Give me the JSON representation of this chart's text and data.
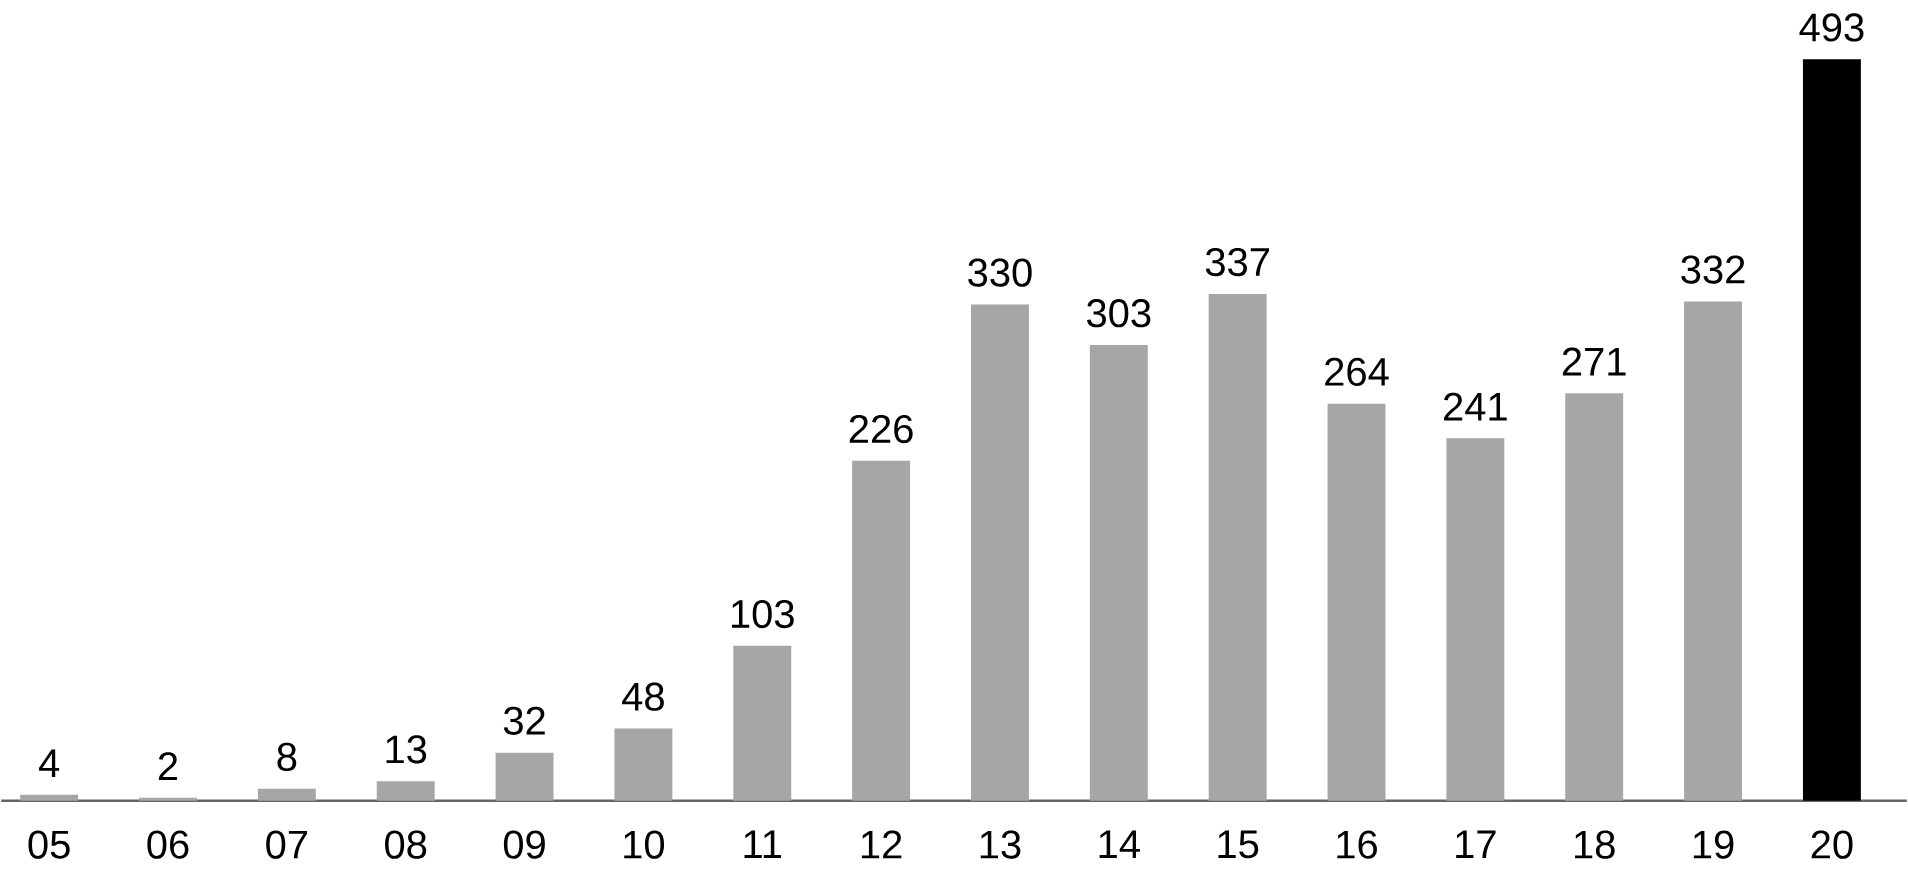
{
  "chart_data": {
    "type": "bar",
    "categories": [
      "05",
      "06",
      "07",
      "08",
      "09",
      "10",
      "11",
      "12",
      "13",
      "14",
      "15",
      "16",
      "17",
      "18",
      "19",
      "20"
    ],
    "values": [
      4,
      2,
      8,
      13,
      32,
      48,
      103,
      226,
      330,
      303,
      337,
      264,
      241,
      271,
      332,
      493
    ],
    "colors": [
      "#a6a6a6",
      "#a6a6a6",
      "#a6a6a6",
      "#a6a6a6",
      "#a6a6a6",
      "#a6a6a6",
      "#a6a6a6",
      "#a6a6a6",
      "#a6a6a6",
      "#a6a6a6",
      "#a6a6a6",
      "#a6a6a6",
      "#a6a6a6",
      "#a6a6a6",
      "#a6a6a6",
      "#000000"
    ],
    "data_labels": true
  }
}
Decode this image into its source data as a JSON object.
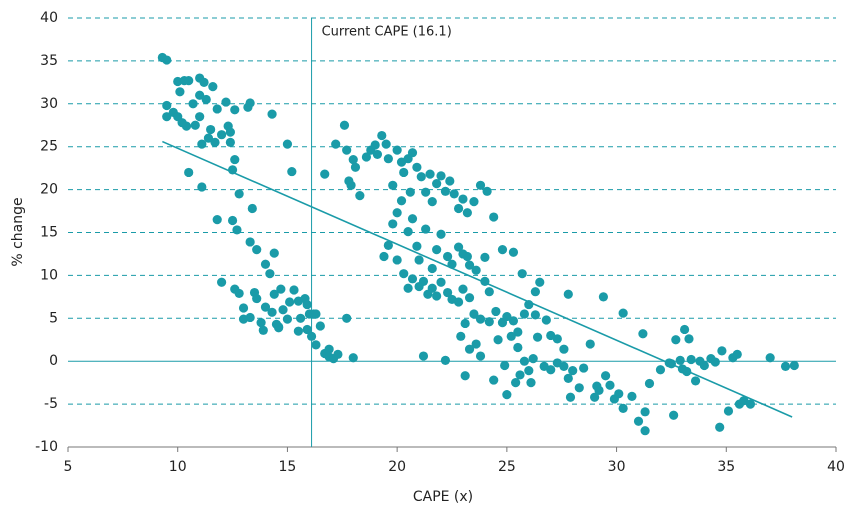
{
  "chart_data": {
    "type": "scatter",
    "x_label": "CAPE (x)",
    "y_label": "% change",
    "annotation": {
      "x": 16.1,
      "label": "Current CAPE (16.1)"
    },
    "trend_line": {
      "x": [
        9.3,
        38
      ],
      "y": [
        25.6,
        -6.5
      ]
    },
    "color": "#1a9ba8",
    "grid": true,
    "xlim": [
      5,
      40
    ],
    "xticks": [
      5,
      10,
      15,
      20,
      25,
      30,
      35,
      40
    ],
    "ylim": [
      -10,
      40
    ],
    "yticks": [
      -10,
      -5,
      0,
      5,
      10,
      15,
      20,
      25,
      30,
      35,
      40
    ],
    "x": [
      9.3,
      9.5,
      9.5,
      9.5,
      9.8,
      10,
      10,
      10.1,
      10.3,
      10.5,
      10.2,
      10.4,
      10.5,
      10.7,
      10.8,
      11,
      11,
      11,
      11.1,
      11.2,
      11.3,
      11.4,
      11.5,
      11.6,
      11.7,
      11.1,
      11.8,
      12,
      12.2,
      12.3,
      12.4,
      12.5,
      12.4,
      12.6,
      12.6,
      13.2,
      13.3,
      14.3,
      15,
      15.2,
      11.8,
      12.5,
      12.8,
      12.7,
      13.3,
      13.4,
      13.6,
      14,
      14.2,
      14.4,
      12,
      12.6,
      12.8,
      13,
      13.3,
      13.5,
      13.6,
      13.8,
      14,
      14.3,
      14.4,
      14.5,
      14.6,
      14.7,
      14.8,
      15,
      15.1,
      15.3,
      15.5,
      15.6,
      15.8,
      15.9,
      15.5,
      16,
      16.2,
      16.3,
      15.9,
      16.1,
      16.3,
      16.5,
      16.7,
      16.9,
      16.9,
      17.1,
      17.3,
      17.7,
      18,
      14.6,
      13.9,
      13,
      16.7,
      17.2,
      17.6,
      17.7,
      17.8,
      18,
      17.9,
      18.1,
      18.3,
      18.6,
      18.8,
      19,
      19.1,
      19.3,
      19.5,
      19.6,
      19.8,
      20,
      20.2,
      20.3,
      20.5,
      20.7,
      20.6,
      20.9,
      21.1,
      21.3,
      21.5,
      21.6,
      21.8,
      22,
      22.2,
      22.4,
      22.6,
      22.8,
      23,
      23.2,
      23.5,
      23.8,
      24.1,
      24.4,
      24.8,
      25.3,
      19.4,
      19.6,
      19.8,
      20,
      20.2,
      20.5,
      20.7,
      20.9,
      21,
      21.3,
      21.6,
      21.8,
      22,
      22.3,
      22.5,
      22.8,
      23,
      23.3,
      23.6,
      24,
      20,
      20.3,
      20.5,
      20.7,
      21,
      21.2,
      21.4,
      21.6,
      21.8,
      22,
      22.3,
      22.5,
      22.8,
      23,
      23.3,
      23.5,
      23.8,
      24,
      24.2,
      24.5,
      24.8,
      25,
      25.3,
      25.5,
      25.8,
      26,
      26.3,
      26.5,
      26.8,
      27,
      27.3,
      27.8,
      25.7,
      26.3,
      23.2,
      22.9,
      23.1,
      23.3,
      23.6,
      23.8,
      24.2,
      24.6,
      24.9,
      25.2,
      25.5,
      25.8,
      26,
      26.2,
      26.4,
      26.7,
      27,
      27.3,
      27.6,
      27.8,
      28,
      28.3,
      28.5,
      28.8,
      29,
      29.2,
      29.5,
      29.7,
      29.9,
      30.1,
      30.3,
      29.4,
      30.3,
      21.2,
      22.2,
      23.1,
      24.4,
      25,
      25.4,
      25.6,
      26.1,
      27.9,
      30.7,
      31,
      31.3,
      31.3,
      31.5,
      31.2,
      32,
      32.5,
      32.7,
      33,
      33.2,
      33.4,
      33.6,
      33.8,
      34,
      34.3,
      34.7,
      34.8,
      35.1,
      35.3,
      35.6,
      35.8,
      36.1,
      32.6,
      33.1,
      33.3,
      34.5,
      35.5,
      37,
      37.7,
      38.1,
      32.4,
      32.9,
      27.6,
      29.1
    ],
    "values": [
      35.4,
      35.1,
      29.8,
      28.5,
      29,
      28.5,
      32.6,
      31.4,
      32.7,
      32.7,
      27.8,
      27.4,
      22,
      30,
      27.5,
      33,
      31,
      28.5,
      25.3,
      32.5,
      30.5,
      26,
      27,
      32,
      25.5,
      20.3,
      29.4,
      26.4,
      30.2,
      27.4,
      26.7,
      22.3,
      25.5,
      23.5,
      29.3,
      29.6,
      30.1,
      28.8,
      25.3,
      22.1,
      16.5,
      16.4,
      19.5,
      15.3,
      13.9,
      17.8,
      13,
      11.3,
      10.2,
      12.6,
      9.2,
      8.4,
      7.9,
      6.2,
      5.1,
      8,
      7.3,
      4.5,
      6.3,
      5.7,
      7.8,
      4.3,
      4,
      8.4,
      6,
      4.9,
      6.9,
      8.3,
      7,
      5,
      7.3,
      6.6,
      3.5,
      5.5,
      5.5,
      5.5,
      3.7,
      2.9,
      1.9,
      4.1,
      0.9,
      0.5,
      1.4,
      0.3,
      0.8,
      5,
      0.4,
      3.9,
      3.6,
      4.9,
      21.8,
      25.3,
      27.5,
      24.6,
      21,
      23.5,
      20.5,
      22.6,
      19.3,
      23.8,
      24.6,
      25.2,
      24.1,
      26.3,
      25.3,
      23.6,
      20.5,
      24.6,
      23.2,
      22,
      23.6,
      24.3,
      19.7,
      22.6,
      21.5,
      19.7,
      21.8,
      18.6,
      20.7,
      21.6,
      19.8,
      21,
      19.5,
      17.8,
      18.9,
      17.3,
      18.6,
      20.5,
      19.8,
      16.8,
      13,
      12.7,
      12.2,
      13.5,
      16,
      17.3,
      18.7,
      15.1,
      16.6,
      13.4,
      11.8,
      15.4,
      10.8,
      13,
      14.8,
      12.2,
      11.3,
      13.3,
      12.5,
      11.2,
      10.6,
      12.1,
      11.8,
      10.2,
      8.5,
      9.6,
      8.7,
      9.3,
      7.8,
      8.5,
      7.6,
      9.2,
      8,
      7.2,
      6.9,
      8.4,
      7.4,
      5.5,
      4.9,
      9.3,
      8.1,
      5.8,
      4.5,
      5.2,
      4.7,
      3.4,
      5.5,
      6.6,
      5.4,
      9.2,
      4.8,
      3,
      2.6,
      7.8,
      10.2,
      8.1,
      12.2,
      2.9,
      4.4,
      1.4,
      2,
      0.6,
      4.6,
      2.5,
      -0.5,
      2.9,
      1.6,
      0,
      -1.1,
      0.3,
      2.8,
      -0.6,
      -1,
      -0.2,
      1.4,
      -2,
      -1.1,
      -3.1,
      -0.8,
      2,
      -4.2,
      -3.4,
      -1.7,
      -2.8,
      -4.4,
      -3.8,
      -5.5,
      7.5,
      5.6,
      0.6,
      0.1,
      -1.7,
      -2.2,
      -3.9,
      -2.5,
      -1.6,
      -2.5,
      -4.2,
      -4.1,
      -7,
      -8.1,
      -5.9,
      -2.6,
      3.2,
      -1,
      -0.3,
      2.5,
      -0.9,
      -1.2,
      0.2,
      -2.3,
      0,
      -0.5,
      0.3,
      -7.7,
      1.2,
      -5.8,
      0.4,
      -5,
      -4.6,
      -5,
      -6.3,
      3.7,
      2.6,
      -0.1,
      0.8,
      0.4,
      -0.6,
      -0.5,
      -0.2,
      0.1,
      -0.6,
      -2.9
    ]
  }
}
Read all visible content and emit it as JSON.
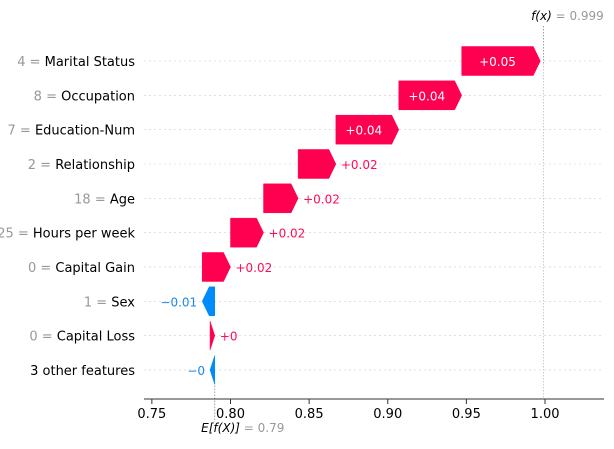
{
  "chart_data": {
    "type": "waterfall",
    "base_value": 0.79,
    "final_value": 0.999,
    "base_label": {
      "expr": "E[f(X)]",
      "eq": " = ",
      "value": "0.79"
    },
    "final_label": {
      "expr": "f(x)",
      "eq": " = ",
      "value": "0.999"
    },
    "xlim": [
      0.745,
      1.0375
    ],
    "xticks": [
      0.75,
      0.8,
      0.85,
      0.9,
      0.95,
      1.0
    ],
    "xtick_labels": [
      "0.75",
      "0.80",
      "0.85",
      "0.90",
      "0.95",
      "1.00"
    ],
    "colors": {
      "positive": "#ff0051",
      "negative": "#008bfb",
      "positive_text": "#ff0d57",
      "negative_text": "#1e88e5"
    },
    "features": [
      {
        "value": "4",
        "name": "Marital Status",
        "contribution": 0.05,
        "label": "+0.05"
      },
      {
        "value": "8",
        "name": "Occupation",
        "contribution": 0.04,
        "label": "+0.04"
      },
      {
        "value": "7",
        "name": "Education-Num",
        "contribution": 0.04,
        "label": "+0.04"
      },
      {
        "value": "2",
        "name": "Relationship",
        "contribution": 0.024,
        "label": "+0.02"
      },
      {
        "value": "18",
        "name": "Age",
        "contribution": 0.022,
        "label": "+0.02"
      },
      {
        "value": "25",
        "name": "Hours per week",
        "contribution": 0.021,
        "label": "+0.02"
      },
      {
        "value": "0",
        "name": "Capital Gain",
        "contribution": 0.018,
        "label": "+0.02"
      },
      {
        "value": "1",
        "name": "Sex",
        "contribution": -0.008,
        "label": "−0.01"
      },
      {
        "value": "0",
        "name": "Capital Loss",
        "contribution": 0.003,
        "label": "+0"
      },
      {
        "value": "",
        "name": "3 other features",
        "contribution": -0.003,
        "label": "−0"
      }
    ]
  }
}
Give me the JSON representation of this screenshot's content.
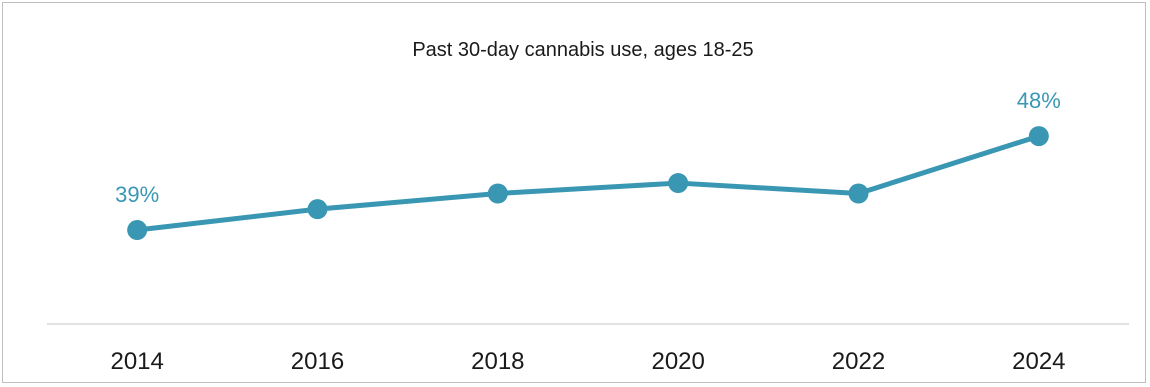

= = =

**Stated goal:** Return each line among the entries that holds the word "this".

**Task result:**
Give me the JSON representation of this chart's text and data.
Decode this image into its source data as a JSON object.
Give me the JSON representation of this screenshot's content.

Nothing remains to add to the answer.